━━ Records for this exercise ━━

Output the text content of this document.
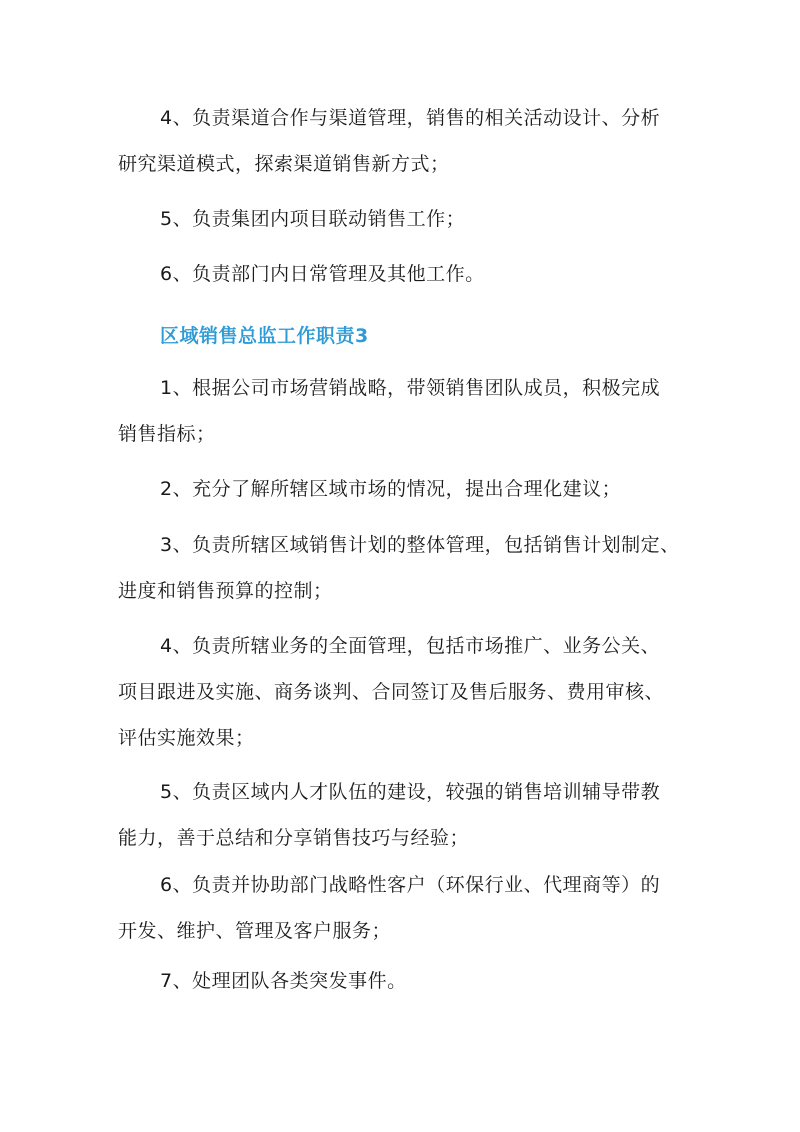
4、负责渠道合作与渠道管理，销售的相关活动设计、分析
研究渠道模式，探索渠道销售新方式；

5、负责集团内项目联动销售工作；

6、负责部门内日常管理及其他工作。

区域销售总监工作职责3

1、根据公司市场营销战略，带领销售团队成员，积极完成
销售指标；

2、充分了解所辖区域市场的情况，提出合理化建议；

3、负责所辖区域销售计划的整体管理，包括销售计划制定、
进度和销售预算的控制；

4、负责所辖业务的全面管理，包括市场推广、业务公关、
项目跟进及实施、商务谈判、合同签订及售后服务、费用审核、
评估实施效果；

5、负责区域内人才队伍的建设，较强的销售培训辅导带教
能力，善于总结和分享销售技巧与经验；

6、负责并协助部门战略性客户（环保行业、代理商等）的
开发、维护、管理及客户服务；

7、处理团队各类突发事件。
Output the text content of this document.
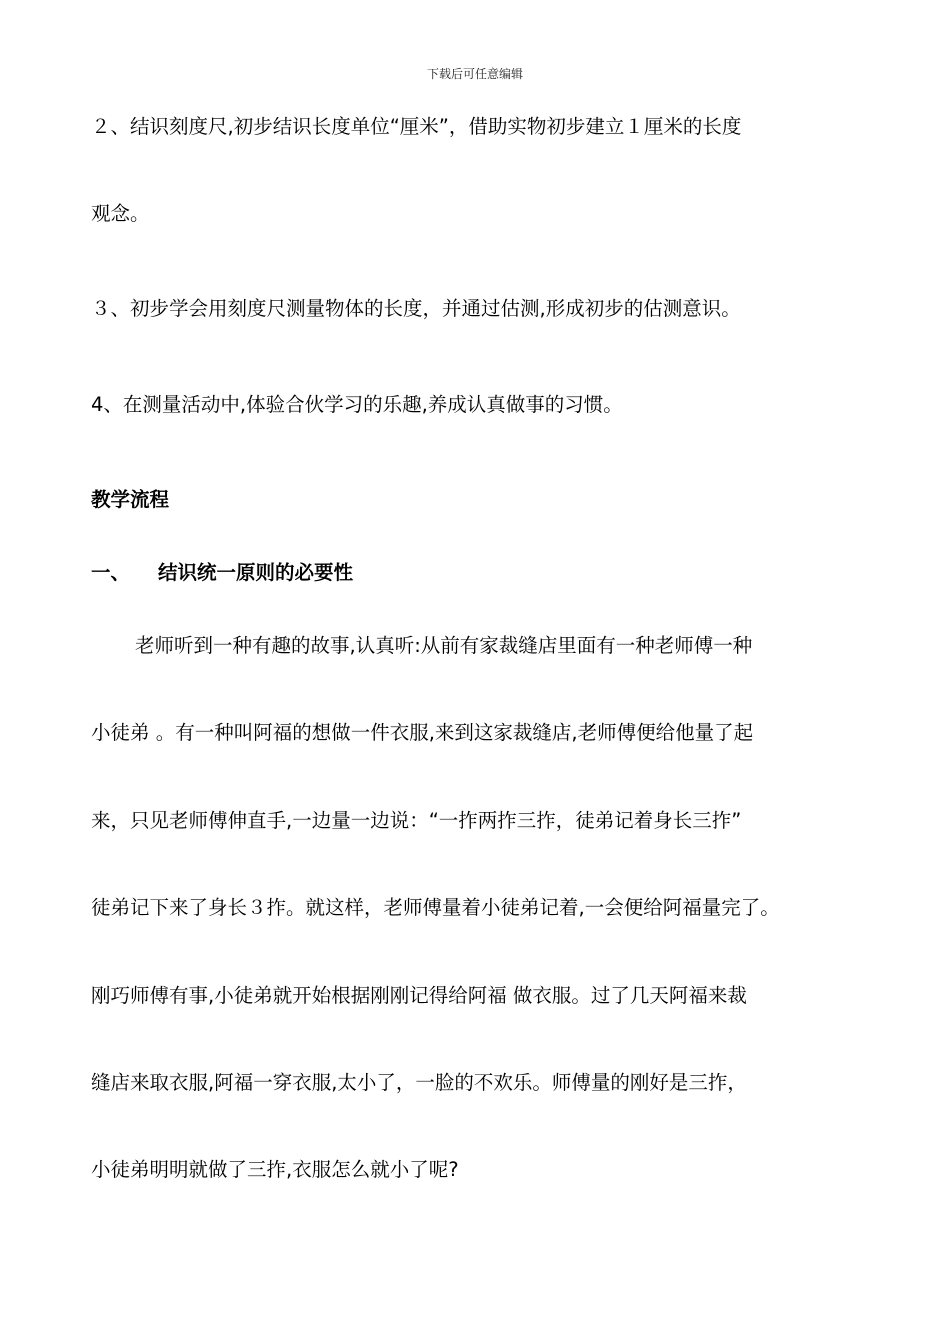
下载后可任意编辑
２、结识刻度尺,初步结识长度单位“厘米”，借助实物初步建立１厘米的长度
观念。
３、初步学会用刻度尺测量物体的长度，并通过估测,形成初步的估测意识。
4、在测量活动中,体验合伙学习的乐趣,养成认真做事的习惯。
教学流程
一、 结识统一原则的必要性
老师听到一种有趣的故事,认真听:从前有家裁缝店里面有一种老师傅一种
小徒弟 。有一种叫阿福的想做一件衣服,来到这家裁缝店,老师傅便给他量了起
来，只见老师傅伸直手,一边量一边说：“一拃两拃三拃，徒弟记着身长三拃”
徒弟记下来了身长３拃。就这样，老师傅量着小徒弟记着,一会便给阿福量完了。
刚巧师傅有事,小徒弟就开始根据刚刚记得给阿福 做衣服。过了几天阿福来裁
缝店来取衣服,阿福一穿衣服,太小了，一脸的不欢乐。师傅量的刚好是三拃，
小徒弟明明就做了三拃,衣服怎么就小了呢?
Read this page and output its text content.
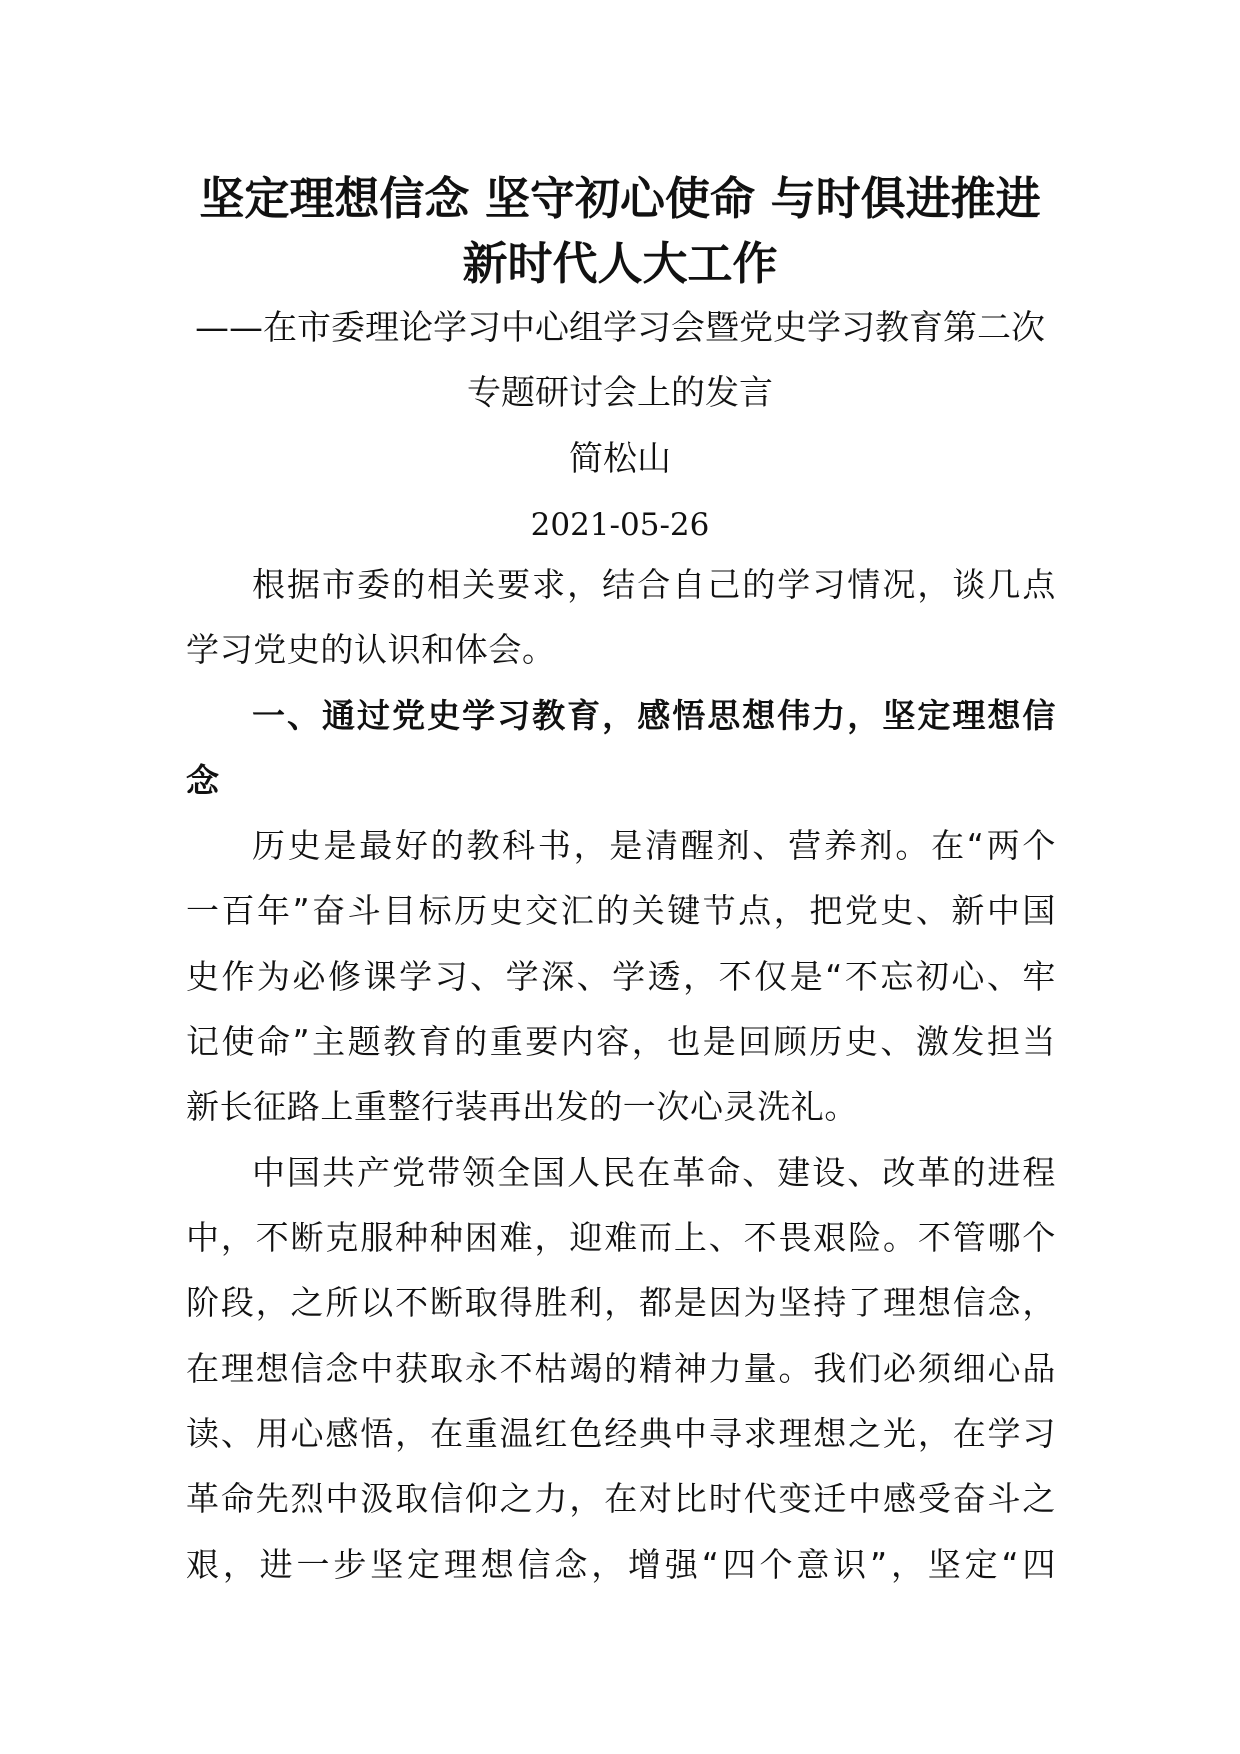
坚定理想信念 坚守初心使命 与时俱进推进
新时代人大工作
——在市委理论学习中心组学习会暨党史学习教育第二次
专题研讨会上的发言
简松山
2021-05-26
根据市委的相关要求，结合自己的学习情况，谈几点
学习党史的认识和体会。
一、通过党史学习教育，感悟思想伟力，坚定理想信
念
历史是最好的教科书，是清醒剂、营养剂。在“两个
一百年”奋斗目标历史交汇的关键节点，把党史、新中国
史作为必修课学习、学深、学透，不仅是“不忘初心、牢
记使命”主题教育的重要内容，也是回顾历史、激发担当
新长征路上重整行装再出发的一次心灵洗礼。
中国共产党带领全国人民在革命、建设、改革的进程
中，不断克服种种困难，迎难而上、不畏艰险。不管哪个
阶段，之所以不断取得胜利，都是因为坚持了理想信念，
在理想信念中获取永不枯竭的精神力量。我们必须细心品
读、用心感悟，在重温红色经典中寻求理想之光，在学习
革命先烈中汲取信仰之力，在对比时代变迁中感受奋斗之
艰，进一步坚定理想信念，增强“四个意识”，坚定“四
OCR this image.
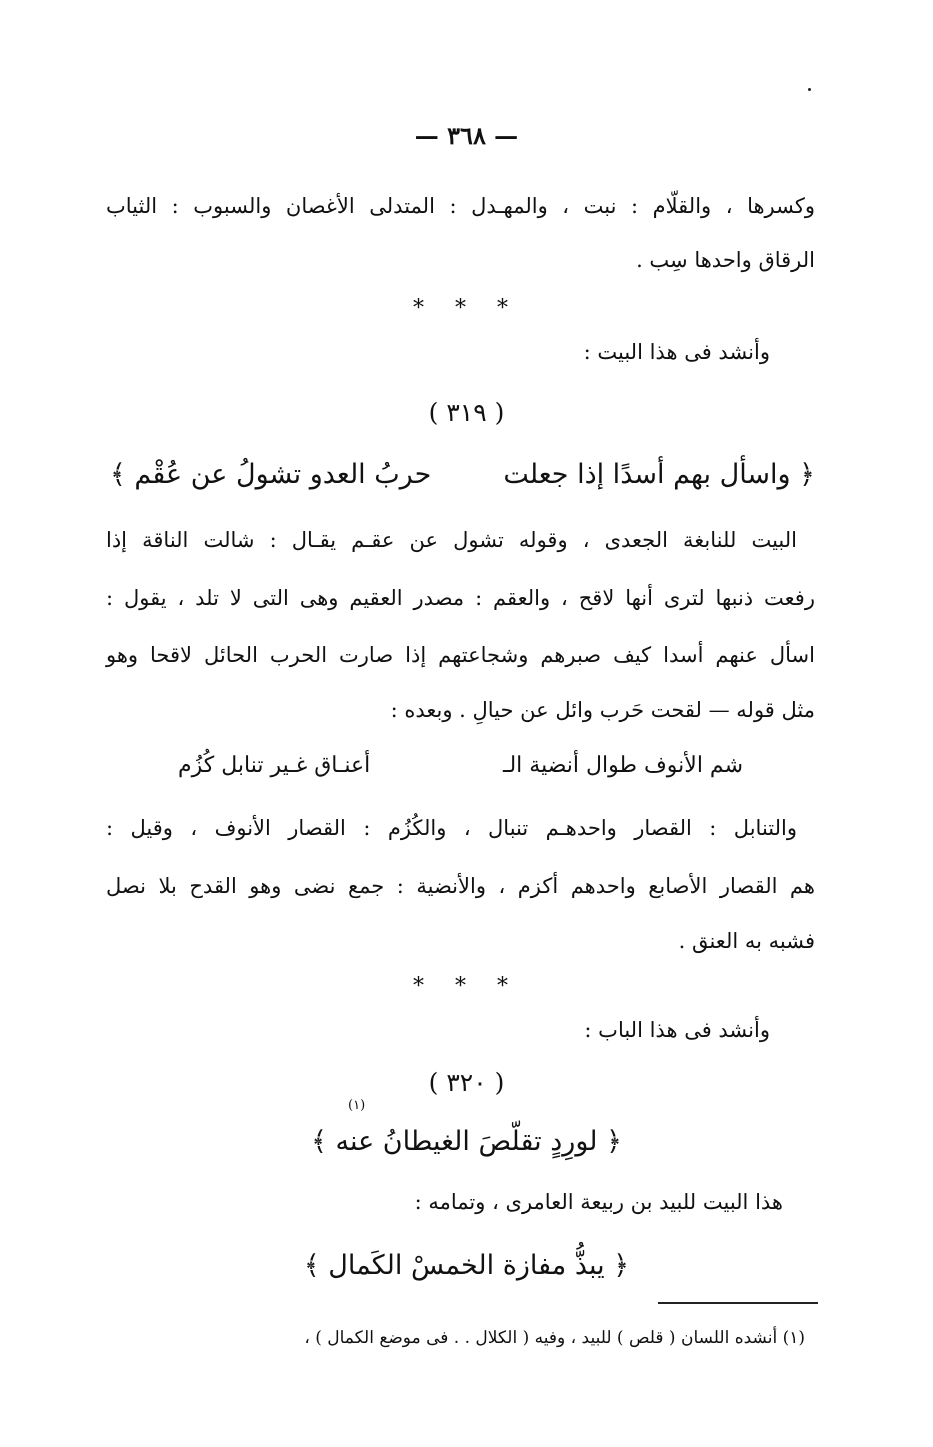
— ٣٦٨ —
وكسرها ، والقلّام : نبت ، والمهـدل : المتدلى الأغصان والسبوب : الثياب
الرقاق واحدها سِب .
* * *
وأنشد فى هذا البيت :
( ٣١٩ )
﴿ واسأل بهم أسدًا إذا جعلت
حربُ العدو تشولُ عن عُقْم ﴾
البيت للنابغة الجعدى ، وقوله تشول عن عقـم يقـال : شالت الناقة إذا
رفعت ذنبها لترى أنها لاقح ، والعقم : مصدر العقيم وهى التى لا تلد ، يقول :
اسأل عنهم أسدا كيف صبرهم وشجاعتهم إذا صارت الحرب الحائل لاقحا وهو
مثل قوله — لقحت حَرب وائل عن حيالِ . وبعده :
شم الأنوف طوال أنضية الـ
أعنـاق غـير تنابل كُزُم
والتنابل : القصار واحدهـم تنبال ، والكُزُم : القصار الأنوف ، وقيل :
هم القصار الأصابع واحدهم أكزم ، والأنضية : جمع نضى وهو القدح بلا نصل
فشبه به العنق .
* * *
وأنشد فى هذا الباب :
( ٣٢٠ )
(١)
﴿ لورِدٍ تقلّصَ الغيطانُ عنه ﴾
هذا البيت للبيد بن ربيعة العامرى ، وتمامه :
﴿ يبذُّ مفازة الخمسْ الكَمال ﴾
(١) أنشده اللسان ( قلص ) للبيد ، وفيه ( الكلال . . فى موضع الكمال ) ،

━━━

_Task brief_
Quote precisely the lines of the data from the line containing "Read this page and output its text content." through its final line, both included, excluding pictures.

_Written response_
Read this page and output its text content.
坚定理想信念 坚守初心使命 与时俱进推进
新时代人大工作
——在市委理论学习中心组学习会暨党史学习教育第二次
专题研讨会上的发言
简松山
2021-05-26
根据市委的相关要求，结合自己的学习情况，谈几点
学习党史的认识和体会。
一、通过党史学习教育，感悟思想伟力，坚定理想信
念
历史是最好的教科书，是清醒剂、营养剂。在“两个
一百年”奋斗目标历史交汇的关键节点，把党史、新中国
史作为必修课学习、学深、学透，不仅是“不忘初心、牢
记使命”主题教育的重要内容，也是回顾历史、激发担当
新长征路上重整行装再出发的一次心灵洗礼。
中国共产党带领全国人民在革命、建设、改革的进程
中，不断克服种种困难，迎难而上、不畏艰险。不管哪个
阶段，之所以不断取得胜利，都是因为坚持了理想信念，
在理想信念中获取永不枯竭的精神力量。我们必须细心品
读、用心感悟，在重温红色经典中寻求理想之光，在学习
革命先烈中汲取信仰之力，在对比时代变迁中感受奋斗之
艰，进一步坚定理想信念，增强“四个意识”，坚定“四
OCR this image.
— ٣٦٨ —
وكسرها ، والقلّام : نبت ، والمهـدل : المتدلى الأغصان والسبوب : الثياب
الرقاق واحدها سِب .
* * *
وأنشد فى هذا البيت :
( ٣١٩ )
﴿ واسأل بهم أسدًا إذا جعلت
حربُ العدو تشولُ عن عُقْم ﴾
البيت للنابغة الجعدى ، وقوله تشول عن عقـم يقـال : شالت الناقة إذا
رفعت ذنبها لترى أنها لاقح ، والعقم : مصدر العقيم وهى التى لا تلد ، يقول :
اسأل عنهم أسدا كيف صبرهم وشجاعتهم إذا صارت الحرب الحائل لاقحا وهو
مثل قوله — لقحت حَرب وائل عن حيالِ . وبعده :
شم الأنوف طوال أنضية الـ
أعنـاق غـير تنابل كُزُم
والتنابل : القصار واحدهـم تنبال ، والكُزُم : القصار الأنوف ، وقيل :
هم القصار الأصابع واحدهم أكزم ، والأنضية : جمع نضى وهو القدح بلا نصل
فشبه به العنق .
* * *
وأنشد فى هذا الباب :
( ٣٢٠ )
(١)
﴿ لورِدٍ تقلّصَ الغيطانُ عنه ﴾
هذا البيت للبيد بن ربيعة العامرى ، وتمامه :
﴿ يبذُّ مفازة الخمسْ الكَمال ﴾
(١) أنشده اللسان ( قلص ) للبيد ، وفيه ( الكلال . . فى موضع الكمال ) ،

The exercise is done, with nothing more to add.